— Task directions —
Reproduce each of the lines word for word.

________________________________________

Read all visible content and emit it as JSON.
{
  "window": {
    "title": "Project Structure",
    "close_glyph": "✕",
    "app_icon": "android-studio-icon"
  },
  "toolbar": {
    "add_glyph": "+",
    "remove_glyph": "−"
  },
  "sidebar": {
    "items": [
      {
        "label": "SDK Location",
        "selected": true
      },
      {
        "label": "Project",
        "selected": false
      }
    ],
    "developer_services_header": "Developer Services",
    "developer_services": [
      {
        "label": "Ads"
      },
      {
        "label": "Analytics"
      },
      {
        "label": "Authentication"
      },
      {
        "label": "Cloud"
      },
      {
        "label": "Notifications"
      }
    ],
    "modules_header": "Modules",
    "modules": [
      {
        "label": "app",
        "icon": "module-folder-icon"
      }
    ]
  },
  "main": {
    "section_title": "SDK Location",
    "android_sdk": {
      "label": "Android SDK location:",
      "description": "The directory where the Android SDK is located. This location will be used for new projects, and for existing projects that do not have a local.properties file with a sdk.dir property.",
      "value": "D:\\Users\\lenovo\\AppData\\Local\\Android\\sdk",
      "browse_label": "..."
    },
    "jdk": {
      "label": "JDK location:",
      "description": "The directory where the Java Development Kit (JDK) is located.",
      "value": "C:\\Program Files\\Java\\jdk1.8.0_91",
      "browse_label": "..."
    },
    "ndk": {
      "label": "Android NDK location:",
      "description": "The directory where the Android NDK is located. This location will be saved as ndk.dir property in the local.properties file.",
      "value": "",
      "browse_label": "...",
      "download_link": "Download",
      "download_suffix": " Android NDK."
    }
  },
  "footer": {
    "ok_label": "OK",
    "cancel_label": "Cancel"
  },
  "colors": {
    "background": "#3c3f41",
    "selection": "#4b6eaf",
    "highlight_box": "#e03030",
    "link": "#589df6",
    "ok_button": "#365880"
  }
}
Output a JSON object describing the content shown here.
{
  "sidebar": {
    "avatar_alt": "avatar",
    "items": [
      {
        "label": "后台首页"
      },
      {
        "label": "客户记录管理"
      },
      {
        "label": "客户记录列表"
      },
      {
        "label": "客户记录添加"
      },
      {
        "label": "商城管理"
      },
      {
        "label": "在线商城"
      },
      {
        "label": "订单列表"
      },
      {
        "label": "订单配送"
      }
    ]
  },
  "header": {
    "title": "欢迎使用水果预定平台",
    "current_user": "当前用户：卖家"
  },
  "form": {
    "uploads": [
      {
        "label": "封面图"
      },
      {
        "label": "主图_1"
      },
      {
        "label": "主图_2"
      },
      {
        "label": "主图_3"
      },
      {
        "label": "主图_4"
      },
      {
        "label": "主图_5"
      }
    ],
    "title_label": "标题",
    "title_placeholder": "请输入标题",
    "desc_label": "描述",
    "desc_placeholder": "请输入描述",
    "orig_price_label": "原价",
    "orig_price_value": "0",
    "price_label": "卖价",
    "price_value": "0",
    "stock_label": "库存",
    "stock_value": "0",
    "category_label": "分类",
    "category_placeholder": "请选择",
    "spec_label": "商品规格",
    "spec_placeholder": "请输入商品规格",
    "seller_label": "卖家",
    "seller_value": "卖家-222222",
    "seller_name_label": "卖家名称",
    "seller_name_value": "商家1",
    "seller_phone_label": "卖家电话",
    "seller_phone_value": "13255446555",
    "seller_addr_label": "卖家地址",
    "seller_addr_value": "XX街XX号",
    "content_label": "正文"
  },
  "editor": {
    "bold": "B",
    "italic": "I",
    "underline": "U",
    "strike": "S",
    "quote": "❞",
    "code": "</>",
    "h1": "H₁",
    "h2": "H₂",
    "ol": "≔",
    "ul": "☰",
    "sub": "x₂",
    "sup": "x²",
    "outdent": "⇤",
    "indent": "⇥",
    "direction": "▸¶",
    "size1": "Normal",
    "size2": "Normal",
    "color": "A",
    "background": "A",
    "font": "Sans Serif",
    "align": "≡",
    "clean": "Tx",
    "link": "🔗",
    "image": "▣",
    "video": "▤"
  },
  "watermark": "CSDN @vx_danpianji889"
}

________________________________________

— Output for this exercise —
Read all visible content and emit it as JSON.
{
  "window": {
    "title": "Project Structure",
    "close_glyph": "✕",
    "app_icon": "android-studio-icon"
  },
  "toolbar": {
    "add_glyph": "+",
    "remove_glyph": "−"
  },
  "sidebar": {
    "items": [
      {
        "label": "SDK Location",
        "selected": true
      },
      {
        "label": "Project",
        "selected": false
      }
    ],
    "developer_services_header": "Developer Services",
    "developer_services": [
      {
        "label": "Ads"
      },
      {
        "label": "Analytics"
      },
      {
        "label": "Authentication"
      },
      {
        "label": "Cloud"
      },
      {
        "label": "Notifications"
      }
    ],
    "modules_header": "Modules",
    "modules": [
      {
        "label": "app",
        "icon": "module-folder-icon"
      }
    ]
  },
  "main": {
    "section_title": "SDK Location",
    "android_sdk": {
      "label": "Android SDK location:",
      "description": "The directory where the Android SDK is located. This location will be used for new projects, and for existing projects that do not have a local.properties file with a sdk.dir property.",
      "value": "D:\\Users\\lenovo\\AppData\\Local\\Android\\sdk",
      "browse_label": "..."
    },
    "jdk": {
      "label": "JDK location:",
      "description": "The directory where the Java Development Kit (JDK) is located.",
      "value": "C:\\Program Files\\Java\\jdk1.8.0_91",
      "browse_label": "..."
    },
    "ndk": {
      "label": "Android NDK location:",
      "description": "The directory where the Android NDK is located. This location will be saved as ndk.dir property in the local.properties file.",
      "value": "",
      "browse_label": "...",
      "download_link": "Download",
      "download_suffix": " Android NDK."
    }
  },
  "footer": {
    "ok_label": "OK",
    "cancel_label": "Cancel"
  },
  "colors": {
    "background": "#3c3f41",
    "selection": "#4b6eaf",
    "highlight_box": "#e03030",
    "link": "#589df6",
    "ok_button": "#365880"
  }
}
Output a JSON object describing the content shown here.
{
  "sidebar": {
    "avatar_alt": "avatar",
    "items": [
      {
        "label": "后台首页"
      },
      {
        "label": "客户记录管理"
      },
      {
        "label": "客户记录列表"
      },
      {
        "label": "客户记录添加"
      },
      {
        "label": "商城管理"
      },
      {
        "label": "在线商城"
      },
      {
        "label": "订单列表"
      },
      {
        "label": "订单配送"
      }
    ]
  },
  "header": {
    "title": "欢迎使用水果预定平台",
    "current_user": "当前用户：卖家"
  },
  "form": {
    "uploads": [
      {
        "label": "封面图"
      },
      {
        "label": "主图_1"
      },
      {
        "label": "主图_2"
      },
      {
        "label": "主图_3"
      },
      {
        "label": "主图_4"
      },
      {
        "label": "主图_5"
      }
    ],
    "title_label": "标题",
    "title_placeholder": "请输入标题",
    "desc_label": "描述",
    "desc_placeholder": "请输入描述",
    "orig_price_label": "原价",
    "orig_price_value": "0",
    "price_label": "卖价",
    "price_value": "0",
    "stock_label": "库存",
    "stock_value": "0",
    "category_label": "分类",
    "category_placeholder": "请选择",
    "spec_label": "商品规格",
    "spec_placeholder": "请输入商品规格",
    "seller_label": "卖家",
    "seller_value": "卖家-222222",
    "seller_name_label": "卖家名称",
    "seller_name_value": "商家1",
    "seller_phone_label": "卖家电话",
    "seller_phone_value": "13255446555",
    "seller_addr_label": "卖家地址",
    "seller_addr_value": "XX街XX号",
    "content_label": "正文"
  },
  "editor": {
    "bold": "B",
    "italic": "I",
    "underline": "U",
    "strike": "S",
    "quote": "❞",
    "code": "</>",
    "h1": "H₁",
    "h2": "H₂",
    "ol": "≔",
    "ul": "☰",
    "sub": "x₂",
    "sup": "x²",
    "outdent": "⇤",
    "indent": "⇥",
    "direction": "▸¶",
    "size1": "Normal",
    "size2": "Normal",
    "color": "A",
    "background": "A",
    "font": "Sans Serif",
    "align": "≡",
    "clean": "Tx",
    "link": "🔗",
    "image": "▣",
    "video": "▤"
  },
  "watermark": "CSDN @vx_danpianji889"
}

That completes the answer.